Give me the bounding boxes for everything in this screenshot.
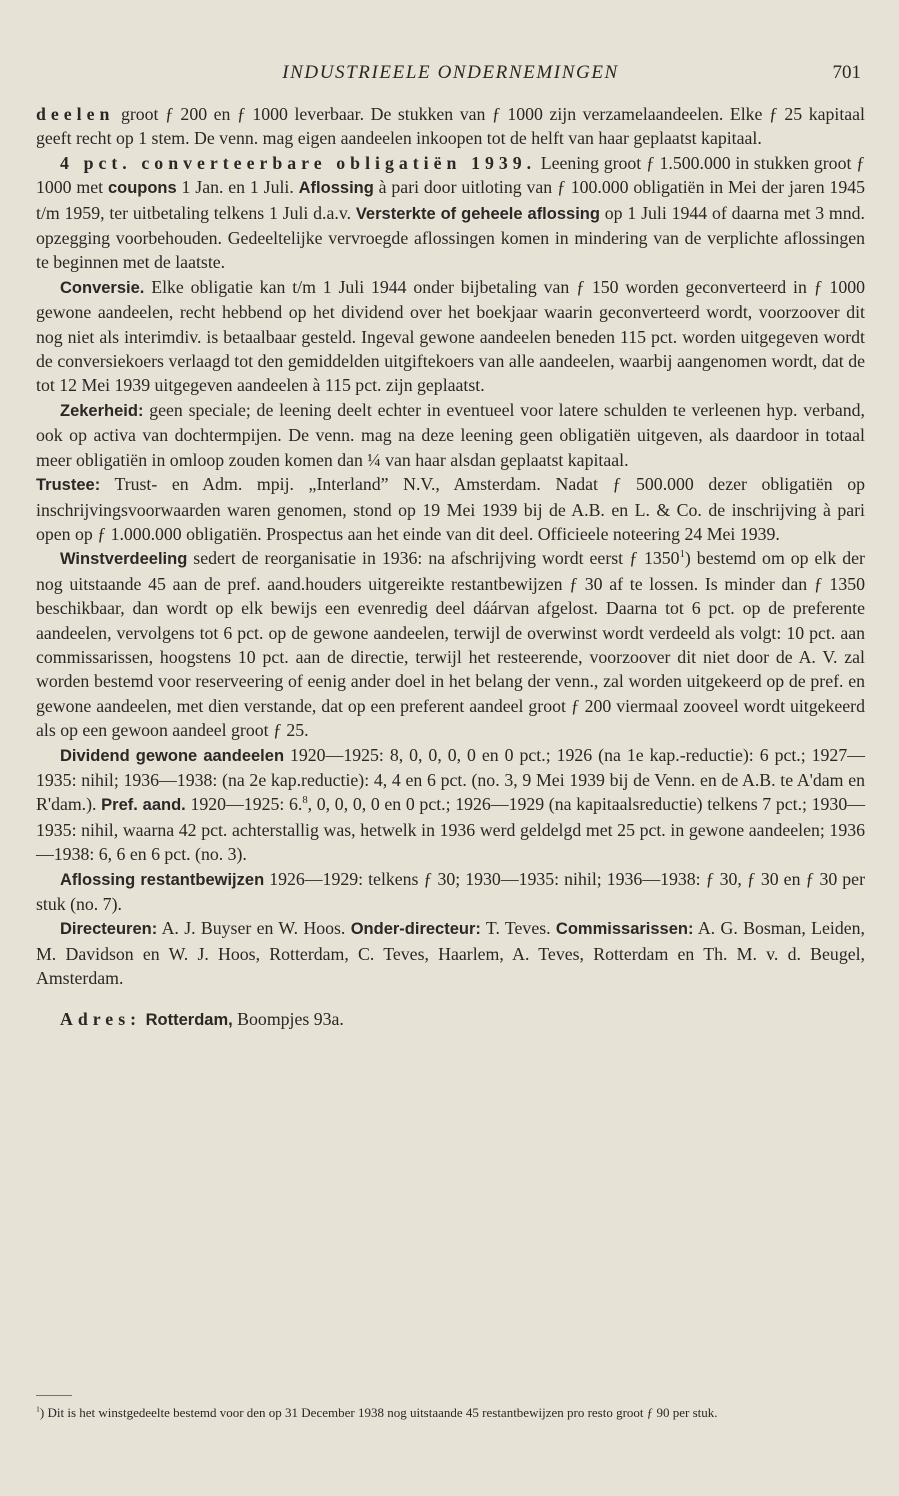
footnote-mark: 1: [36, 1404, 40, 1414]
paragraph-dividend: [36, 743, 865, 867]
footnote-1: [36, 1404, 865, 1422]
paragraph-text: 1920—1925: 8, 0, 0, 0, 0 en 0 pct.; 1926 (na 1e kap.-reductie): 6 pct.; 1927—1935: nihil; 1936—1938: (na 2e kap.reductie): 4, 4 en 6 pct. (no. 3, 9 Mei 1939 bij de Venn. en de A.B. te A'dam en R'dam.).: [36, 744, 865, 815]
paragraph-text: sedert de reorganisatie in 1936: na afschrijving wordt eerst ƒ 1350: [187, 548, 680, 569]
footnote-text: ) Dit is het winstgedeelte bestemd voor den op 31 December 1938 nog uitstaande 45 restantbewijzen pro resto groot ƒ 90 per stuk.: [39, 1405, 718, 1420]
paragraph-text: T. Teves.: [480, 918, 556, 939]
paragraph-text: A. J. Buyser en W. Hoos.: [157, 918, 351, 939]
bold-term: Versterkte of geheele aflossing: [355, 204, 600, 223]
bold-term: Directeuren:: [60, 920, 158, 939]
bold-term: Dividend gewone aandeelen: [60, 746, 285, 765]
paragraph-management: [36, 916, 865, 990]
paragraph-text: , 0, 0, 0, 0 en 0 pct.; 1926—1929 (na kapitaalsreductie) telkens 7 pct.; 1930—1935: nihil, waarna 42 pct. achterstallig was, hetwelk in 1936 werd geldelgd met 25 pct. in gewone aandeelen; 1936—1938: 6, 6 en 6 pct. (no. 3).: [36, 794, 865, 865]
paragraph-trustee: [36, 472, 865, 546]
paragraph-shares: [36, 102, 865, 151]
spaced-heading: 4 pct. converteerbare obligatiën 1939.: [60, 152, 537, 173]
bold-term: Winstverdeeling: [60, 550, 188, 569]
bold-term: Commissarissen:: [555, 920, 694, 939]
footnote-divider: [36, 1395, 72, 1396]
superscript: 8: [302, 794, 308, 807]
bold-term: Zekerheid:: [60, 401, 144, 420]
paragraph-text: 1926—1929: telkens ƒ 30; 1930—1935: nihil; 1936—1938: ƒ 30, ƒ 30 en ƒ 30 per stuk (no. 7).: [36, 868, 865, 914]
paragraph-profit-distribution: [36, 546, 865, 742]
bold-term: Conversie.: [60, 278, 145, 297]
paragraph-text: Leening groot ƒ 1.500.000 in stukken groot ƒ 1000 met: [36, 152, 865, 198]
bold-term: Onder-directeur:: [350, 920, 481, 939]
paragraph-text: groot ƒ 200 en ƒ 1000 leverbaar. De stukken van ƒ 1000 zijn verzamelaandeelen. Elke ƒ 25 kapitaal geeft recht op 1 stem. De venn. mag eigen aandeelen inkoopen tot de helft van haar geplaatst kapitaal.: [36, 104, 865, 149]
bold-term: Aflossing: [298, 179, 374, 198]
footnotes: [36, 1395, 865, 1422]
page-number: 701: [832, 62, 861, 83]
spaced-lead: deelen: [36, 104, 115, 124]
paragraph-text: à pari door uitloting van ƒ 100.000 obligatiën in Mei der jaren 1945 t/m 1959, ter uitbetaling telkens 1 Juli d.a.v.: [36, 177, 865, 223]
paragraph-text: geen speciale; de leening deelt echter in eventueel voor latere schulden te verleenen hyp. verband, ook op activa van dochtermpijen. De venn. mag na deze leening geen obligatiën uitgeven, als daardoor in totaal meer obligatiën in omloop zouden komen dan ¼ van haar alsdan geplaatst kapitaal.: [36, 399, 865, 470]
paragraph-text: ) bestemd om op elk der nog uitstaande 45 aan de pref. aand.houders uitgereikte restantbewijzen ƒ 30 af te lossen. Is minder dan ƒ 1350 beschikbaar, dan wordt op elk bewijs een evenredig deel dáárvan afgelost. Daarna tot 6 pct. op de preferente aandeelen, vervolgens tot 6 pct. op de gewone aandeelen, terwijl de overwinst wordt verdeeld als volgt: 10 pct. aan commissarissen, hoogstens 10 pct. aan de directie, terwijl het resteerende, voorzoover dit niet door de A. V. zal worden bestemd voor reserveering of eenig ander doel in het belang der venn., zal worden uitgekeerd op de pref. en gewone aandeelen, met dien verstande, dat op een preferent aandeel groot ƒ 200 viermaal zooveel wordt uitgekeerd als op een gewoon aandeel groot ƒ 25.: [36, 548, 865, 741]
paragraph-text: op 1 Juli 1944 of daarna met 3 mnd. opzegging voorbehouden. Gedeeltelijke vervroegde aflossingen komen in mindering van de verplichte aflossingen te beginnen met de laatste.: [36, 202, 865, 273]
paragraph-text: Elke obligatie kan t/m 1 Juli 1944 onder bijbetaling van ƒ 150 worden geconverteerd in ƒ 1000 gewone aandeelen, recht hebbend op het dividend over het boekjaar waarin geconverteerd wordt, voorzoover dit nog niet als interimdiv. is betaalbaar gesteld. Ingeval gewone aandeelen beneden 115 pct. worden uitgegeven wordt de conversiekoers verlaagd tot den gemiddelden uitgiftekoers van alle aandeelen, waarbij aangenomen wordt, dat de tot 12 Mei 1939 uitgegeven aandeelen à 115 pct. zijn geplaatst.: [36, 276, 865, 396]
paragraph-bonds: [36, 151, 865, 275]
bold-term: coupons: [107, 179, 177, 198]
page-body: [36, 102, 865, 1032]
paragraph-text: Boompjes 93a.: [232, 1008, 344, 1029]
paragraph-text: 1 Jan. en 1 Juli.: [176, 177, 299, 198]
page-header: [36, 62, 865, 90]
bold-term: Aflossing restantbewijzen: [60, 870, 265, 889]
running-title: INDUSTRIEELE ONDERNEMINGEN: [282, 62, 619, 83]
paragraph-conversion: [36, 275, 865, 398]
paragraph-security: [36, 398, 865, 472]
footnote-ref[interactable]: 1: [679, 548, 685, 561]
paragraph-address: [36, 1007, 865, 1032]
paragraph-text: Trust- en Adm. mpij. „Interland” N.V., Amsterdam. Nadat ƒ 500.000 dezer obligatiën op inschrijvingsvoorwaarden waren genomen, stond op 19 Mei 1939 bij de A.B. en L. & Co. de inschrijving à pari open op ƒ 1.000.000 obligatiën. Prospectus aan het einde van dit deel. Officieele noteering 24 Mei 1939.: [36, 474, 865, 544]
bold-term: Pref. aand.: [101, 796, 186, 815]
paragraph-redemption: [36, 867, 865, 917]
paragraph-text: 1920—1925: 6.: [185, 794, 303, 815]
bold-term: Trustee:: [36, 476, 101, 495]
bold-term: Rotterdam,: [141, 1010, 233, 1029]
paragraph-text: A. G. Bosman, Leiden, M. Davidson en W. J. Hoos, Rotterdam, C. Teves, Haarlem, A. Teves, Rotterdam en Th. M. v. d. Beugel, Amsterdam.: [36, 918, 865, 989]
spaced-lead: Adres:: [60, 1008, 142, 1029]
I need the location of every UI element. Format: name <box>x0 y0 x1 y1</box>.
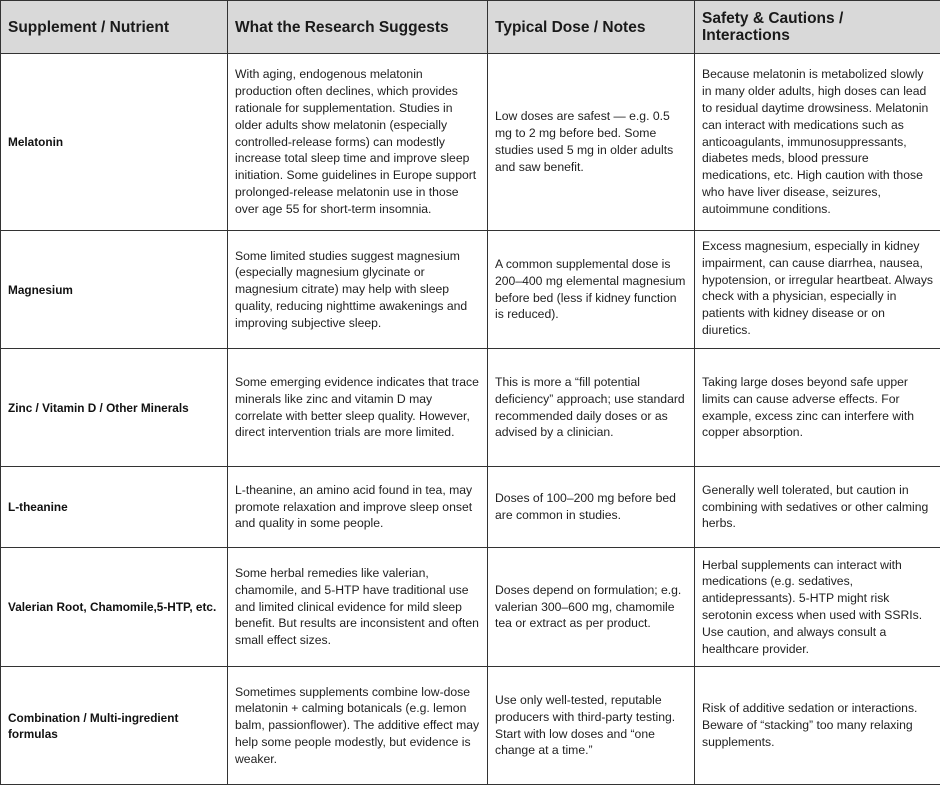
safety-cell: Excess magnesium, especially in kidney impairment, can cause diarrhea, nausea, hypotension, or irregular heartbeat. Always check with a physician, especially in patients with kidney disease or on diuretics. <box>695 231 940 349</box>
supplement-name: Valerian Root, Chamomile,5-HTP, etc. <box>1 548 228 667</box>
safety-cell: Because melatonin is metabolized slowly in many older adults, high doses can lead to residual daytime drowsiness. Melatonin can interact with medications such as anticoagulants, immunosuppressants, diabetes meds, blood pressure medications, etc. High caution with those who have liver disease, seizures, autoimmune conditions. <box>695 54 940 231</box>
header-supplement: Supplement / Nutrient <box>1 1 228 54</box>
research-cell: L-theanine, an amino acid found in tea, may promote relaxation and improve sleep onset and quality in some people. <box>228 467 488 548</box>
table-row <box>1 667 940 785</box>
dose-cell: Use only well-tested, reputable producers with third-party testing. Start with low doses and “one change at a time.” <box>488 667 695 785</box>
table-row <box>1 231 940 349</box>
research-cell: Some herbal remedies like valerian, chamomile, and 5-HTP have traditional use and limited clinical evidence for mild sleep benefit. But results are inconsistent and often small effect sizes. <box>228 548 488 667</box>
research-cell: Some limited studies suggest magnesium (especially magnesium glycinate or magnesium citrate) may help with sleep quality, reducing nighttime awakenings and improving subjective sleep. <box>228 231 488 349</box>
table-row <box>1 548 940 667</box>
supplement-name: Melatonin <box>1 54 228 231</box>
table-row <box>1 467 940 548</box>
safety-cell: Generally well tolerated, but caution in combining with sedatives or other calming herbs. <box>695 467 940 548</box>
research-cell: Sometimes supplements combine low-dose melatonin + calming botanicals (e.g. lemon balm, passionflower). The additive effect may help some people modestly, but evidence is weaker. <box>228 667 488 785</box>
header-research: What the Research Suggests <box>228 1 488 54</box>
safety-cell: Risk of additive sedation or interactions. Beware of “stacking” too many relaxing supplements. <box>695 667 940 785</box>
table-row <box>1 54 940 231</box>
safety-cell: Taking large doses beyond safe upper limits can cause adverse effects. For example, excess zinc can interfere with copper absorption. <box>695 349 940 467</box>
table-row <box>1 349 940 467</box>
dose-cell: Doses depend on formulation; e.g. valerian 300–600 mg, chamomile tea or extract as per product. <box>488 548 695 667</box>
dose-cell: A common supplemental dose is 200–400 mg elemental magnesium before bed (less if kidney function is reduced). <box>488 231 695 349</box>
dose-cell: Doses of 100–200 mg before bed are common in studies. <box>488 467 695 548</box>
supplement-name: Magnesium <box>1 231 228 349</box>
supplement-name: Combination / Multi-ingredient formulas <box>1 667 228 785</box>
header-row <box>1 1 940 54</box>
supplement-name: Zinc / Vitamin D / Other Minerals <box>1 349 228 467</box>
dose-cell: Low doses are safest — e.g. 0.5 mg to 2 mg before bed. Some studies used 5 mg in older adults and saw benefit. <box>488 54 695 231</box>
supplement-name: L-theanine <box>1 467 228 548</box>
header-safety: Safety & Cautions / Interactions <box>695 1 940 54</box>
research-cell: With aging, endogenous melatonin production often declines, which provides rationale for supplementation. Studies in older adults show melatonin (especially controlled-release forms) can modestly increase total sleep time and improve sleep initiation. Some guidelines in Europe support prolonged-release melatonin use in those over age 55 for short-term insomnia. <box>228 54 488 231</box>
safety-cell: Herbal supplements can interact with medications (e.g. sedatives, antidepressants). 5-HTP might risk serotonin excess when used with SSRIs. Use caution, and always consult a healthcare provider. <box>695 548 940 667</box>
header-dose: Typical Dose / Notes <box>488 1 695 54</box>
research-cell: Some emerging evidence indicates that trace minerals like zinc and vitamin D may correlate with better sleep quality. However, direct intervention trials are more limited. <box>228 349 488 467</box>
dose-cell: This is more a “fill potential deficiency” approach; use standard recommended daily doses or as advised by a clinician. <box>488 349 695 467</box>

- - - -

◆ WHAT TO DO ◆
Whenever a line of the data holds the string "Hoos", pick that line out.

◆ WRITTEN ANSWER ◆
paragraph-text: A. J. Buyser en W. Hoos.: [157, 918, 351, 939]
paragraph-text: A. G. Bosman, Leiden, M. Davidson en W. J. Hoos, Rotterdam, C. Teves, Haarlem, A. Teves, Rotterdam en Th. M. v. d. Beugel, Amsterdam.: [36, 918, 865, 989]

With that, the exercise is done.